## DO THIS
Read the listing below and copy out every line that holds "kind".

## Records excerpted from a collection

------------------------------------------------------------

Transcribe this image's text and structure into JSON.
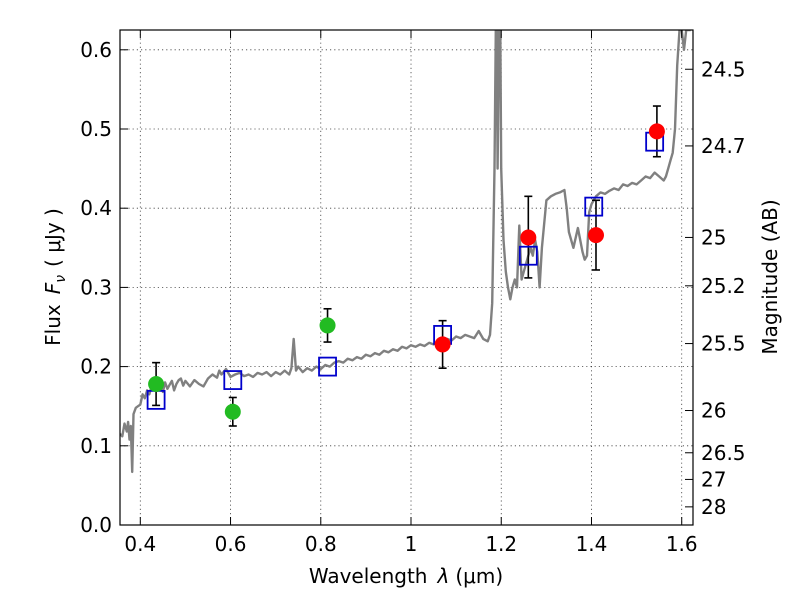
{
  "chart_data": {
    "type": "scatter",
    "xlabel_prefix": "Wavelength",
    "xlabel_symbol": "λ",
    "xlabel_unit": "(μm)",
    "ylabel_prefix": "Flux",
    "ylabel_symbol": "F",
    "ylabel_subscript": "ν",
    "ylabel_unit": "( μJy )",
    "y2label": "Magnitude (AB)",
    "xlim": [
      0.355,
      1.625
    ],
    "ylim": [
      0.0,
      0.625
    ],
    "xticks": [
      {
        "v": 0.4,
        "label": "0.4"
      },
      {
        "v": 0.6,
        "label": "0.6"
      },
      {
        "v": 0.8,
        "label": "0.8"
      },
      {
        "v": 1.0,
        "label": "1"
      },
      {
        "v": 1.2,
        "label": "1.2"
      },
      {
        "v": 1.4,
        "label": "1.4"
      },
      {
        "v": 1.6,
        "label": "1.6"
      }
    ],
    "yticks": [
      {
        "v": 0.0,
        "label": "0.0"
      },
      {
        "v": 0.1,
        "label": "0.1"
      },
      {
        "v": 0.2,
        "label": "0.2"
      },
      {
        "v": 0.3,
        "label": "0.3"
      },
      {
        "v": 0.4,
        "label": "0.4"
      },
      {
        "v": 0.5,
        "label": "0.5"
      },
      {
        "v": 0.6,
        "label": "0.6"
      }
    ],
    "y2ticks": [
      {
        "mag": 24.5,
        "label": "24.5"
      },
      {
        "mag": 24.7,
        "label": "24.7"
      },
      {
        "mag": 25,
        "label": "25"
      },
      {
        "mag": 25.2,
        "label": "25.2"
      },
      {
        "mag": 25.5,
        "label": "25.5"
      },
      {
        "mag": 26,
        "label": "26"
      },
      {
        "mag": 26.5,
        "label": "26.5"
      },
      {
        "mag": 27,
        "label": "27"
      },
      {
        "mag": 28,
        "label": "28"
      }
    ],
    "grid": true,
    "colors": {
      "spectrum": "#808080",
      "model": "#0000cc",
      "green": "#22bb22",
      "red": "#ff0000",
      "errorbar": "#000000"
    },
    "series": [
      {
        "kind": "spectrum",
        "points": [
          [
            0.355,
            0.115
          ],
          [
            0.36,
            0.112
          ],
          [
            0.365,
            0.128
          ],
          [
            0.37,
            0.118
          ],
          [
            0.373,
            0.13
          ],
          [
            0.376,
            0.108
          ],
          [
            0.379,
            0.125
          ],
          [
            0.382,
            0.067
          ],
          [
            0.385,
            0.14
          ],
          [
            0.39,
            0.148
          ],
          [
            0.395,
            0.15
          ],
          [
            0.4,
            0.152
          ],
          [
            0.405,
            0.165
          ],
          [
            0.41,
            0.16
          ],
          [
            0.415,
            0.17
          ],
          [
            0.42,
            0.165
          ],
          [
            0.425,
            0.175
          ],
          [
            0.43,
            0.17
          ],
          [
            0.435,
            0.18
          ],
          [
            0.44,
            0.172
          ],
          [
            0.445,
            0.175
          ],
          [
            0.45,
            0.168
          ],
          [
            0.455,
            0.18
          ],
          [
            0.46,
            0.172
          ],
          [
            0.465,
            0.177
          ],
          [
            0.47,
            0.182
          ],
          [
            0.475,
            0.17
          ],
          [
            0.48,
            0.178
          ],
          [
            0.485,
            0.183
          ],
          [
            0.49,
            0.185
          ],
          [
            0.495,
            0.176
          ],
          [
            0.5,
            0.182
          ],
          [
            0.51,
            0.175
          ],
          [
            0.52,
            0.183
          ],
          [
            0.53,
            0.178
          ],
          [
            0.54,
            0.175
          ],
          [
            0.55,
            0.185
          ],
          [
            0.56,
            0.19
          ],
          [
            0.57,
            0.186
          ],
          [
            0.575,
            0.195
          ],
          [
            0.58,
            0.19
          ],
          [
            0.59,
            0.197
          ],
          [
            0.6,
            0.187
          ],
          [
            0.61,
            0.19
          ],
          [
            0.62,
            0.192
          ],
          [
            0.63,
            0.188
          ],
          [
            0.64,
            0.19
          ],
          [
            0.65,
            0.187
          ],
          [
            0.66,
            0.192
          ],
          [
            0.67,
            0.19
          ],
          [
            0.68,
            0.193
          ],
          [
            0.69,
            0.188
          ],
          [
            0.7,
            0.193
          ],
          [
            0.71,
            0.19
          ],
          [
            0.72,
            0.195
          ],
          [
            0.73,
            0.19
          ],
          [
            0.735,
            0.198
          ],
          [
            0.74,
            0.235
          ],
          [
            0.745,
            0.195
          ],
          [
            0.75,
            0.2
          ],
          [
            0.76,
            0.193
          ],
          [
            0.77,
            0.198
          ],
          [
            0.78,
            0.195
          ],
          [
            0.79,
            0.2
          ],
          [
            0.8,
            0.197
          ],
          [
            0.81,
            0.202
          ],
          [
            0.82,
            0.2
          ],
          [
            0.83,
            0.205
          ],
          [
            0.84,
            0.207
          ],
          [
            0.85,
            0.205
          ],
          [
            0.86,
            0.21
          ],
          [
            0.87,
            0.208
          ],
          [
            0.88,
            0.212
          ],
          [
            0.89,
            0.21
          ],
          [
            0.9,
            0.215
          ],
          [
            0.91,
            0.213
          ],
          [
            0.92,
            0.217
          ],
          [
            0.93,
            0.215
          ],
          [
            0.94,
            0.22
          ],
          [
            0.95,
            0.218
          ],
          [
            0.96,
            0.222
          ],
          [
            0.97,
            0.22
          ],
          [
            0.98,
            0.225
          ],
          [
            0.99,
            0.223
          ],
          [
            1.0,
            0.227
          ],
          [
            1.01,
            0.225
          ],
          [
            1.02,
            0.228
          ],
          [
            1.03,
            0.226
          ],
          [
            1.04,
            0.23
          ],
          [
            1.05,
            0.228
          ],
          [
            1.06,
            0.232
          ],
          [
            1.07,
            0.23
          ],
          [
            1.08,
            0.235
          ],
          [
            1.09,
            0.233
          ],
          [
            1.1,
            0.238
          ],
          [
            1.11,
            0.236
          ],
          [
            1.12,
            0.24
          ],
          [
            1.13,
            0.238
          ],
          [
            1.14,
            0.236
          ],
          [
            1.15,
            0.245
          ],
          [
            1.16,
            0.235
          ],
          [
            1.17,
            0.232
          ],
          [
            1.175,
            0.24
          ],
          [
            1.18,
            0.28
          ],
          [
            1.185,
            0.45
          ],
          [
            1.188,
            0.625
          ],
          [
            1.19,
            0.625
          ],
          [
            1.192,
            0.45
          ],
          [
            1.195,
            0.625
          ],
          [
            1.198,
            0.625
          ],
          [
            1.2,
            0.45
          ],
          [
            1.205,
            0.36
          ],
          [
            1.21,
            0.32
          ],
          [
            1.215,
            0.3
          ],
          [
            1.22,
            0.285
          ],
          [
            1.225,
            0.3
          ],
          [
            1.23,
            0.31
          ],
          [
            1.235,
            0.3
          ],
          [
            1.24,
            0.378
          ],
          [
            1.245,
            0.31
          ],
          [
            1.25,
            0.32
          ],
          [
            1.255,
            0.33
          ],
          [
            1.26,
            0.34
          ],
          [
            1.265,
            0.35
          ],
          [
            1.27,
            0.34
          ],
          [
            1.275,
            0.36
          ],
          [
            1.28,
            0.345
          ],
          [
            1.285,
            0.3
          ],
          [
            1.29,
            0.35
          ],
          [
            1.3,
            0.41
          ],
          [
            1.31,
            0.415
          ],
          [
            1.32,
            0.418
          ],
          [
            1.33,
            0.42
          ],
          [
            1.34,
            0.423
          ],
          [
            1.345,
            0.4
          ],
          [
            1.35,
            0.37
          ],
          [
            1.36,
            0.35
          ],
          [
            1.37,
            0.375
          ],
          [
            1.38,
            0.345
          ],
          [
            1.385,
            0.335
          ],
          [
            1.39,
            0.34
          ],
          [
            1.395,
            0.395
          ],
          [
            1.4,
            0.405
          ],
          [
            1.41,
            0.415
          ],
          [
            1.42,
            0.42
          ],
          [
            1.43,
            0.418
          ],
          [
            1.44,
            0.422
          ],
          [
            1.45,
            0.425
          ],
          [
            1.46,
            0.423
          ],
          [
            1.47,
            0.43
          ],
          [
            1.48,
            0.428
          ],
          [
            1.49,
            0.432
          ],
          [
            1.5,
            0.43
          ],
          [
            1.51,
            0.435
          ],
          [
            1.52,
            0.44
          ],
          [
            1.53,
            0.438
          ],
          [
            1.54,
            0.445
          ],
          [
            1.55,
            0.44
          ],
          [
            1.56,
            0.435
          ],
          [
            1.565,
            0.44
          ],
          [
            1.57,
            0.45
          ],
          [
            1.575,
            0.46
          ],
          [
            1.58,
            0.47
          ],
          [
            1.585,
            0.5
          ],
          [
            1.59,
            0.58
          ],
          [
            1.595,
            0.625
          ],
          [
            1.6,
            0.625
          ],
          [
            1.605,
            0.6
          ],
          [
            1.61,
            0.625
          ],
          [
            1.615,
            0.625
          ],
          [
            1.62,
            0.625
          ]
        ]
      },
      {
        "kind": "model-squares",
        "points": [
          [
            0.435,
            0.158
          ],
          [
            0.605,
            0.183
          ],
          [
            0.815,
            0.2
          ],
          [
            1.07,
            0.24
          ],
          [
            1.26,
            0.34
          ],
          [
            1.405,
            0.402
          ],
          [
            1.54,
            0.484
          ]
        ]
      },
      {
        "kind": "observed-green",
        "points": [
          {
            "x": 0.435,
            "y": 0.178,
            "err_lo": 0.027,
            "err_hi": 0.027
          },
          {
            "x": 0.605,
            "y": 0.143,
            "err_lo": 0.018,
            "err_hi": 0.018
          },
          {
            "x": 0.815,
            "y": 0.252,
            "err_lo": 0.021,
            "err_hi": 0.021
          }
        ]
      },
      {
        "kind": "observed-red",
        "points": [
          {
            "x": 1.07,
            "y": 0.228,
            "err_lo": 0.03,
            "err_hi": 0.03
          },
          {
            "x": 1.26,
            "y": 0.363,
            "err_lo": 0.051,
            "err_hi": 0.052
          },
          {
            "x": 1.41,
            "y": 0.366,
            "err_lo": 0.044,
            "err_hi": 0.044
          },
          {
            "x": 1.545,
            "y": 0.497,
            "err_lo": 0.032,
            "err_hi": 0.032
          }
        ]
      }
    ]
  }
}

------------------------------------------------------------

## THE OUTPUT
        "kind": "spectrum",
        "kind": "model-squares",
        "kind": "observed-green",
        "kind": "observed-red",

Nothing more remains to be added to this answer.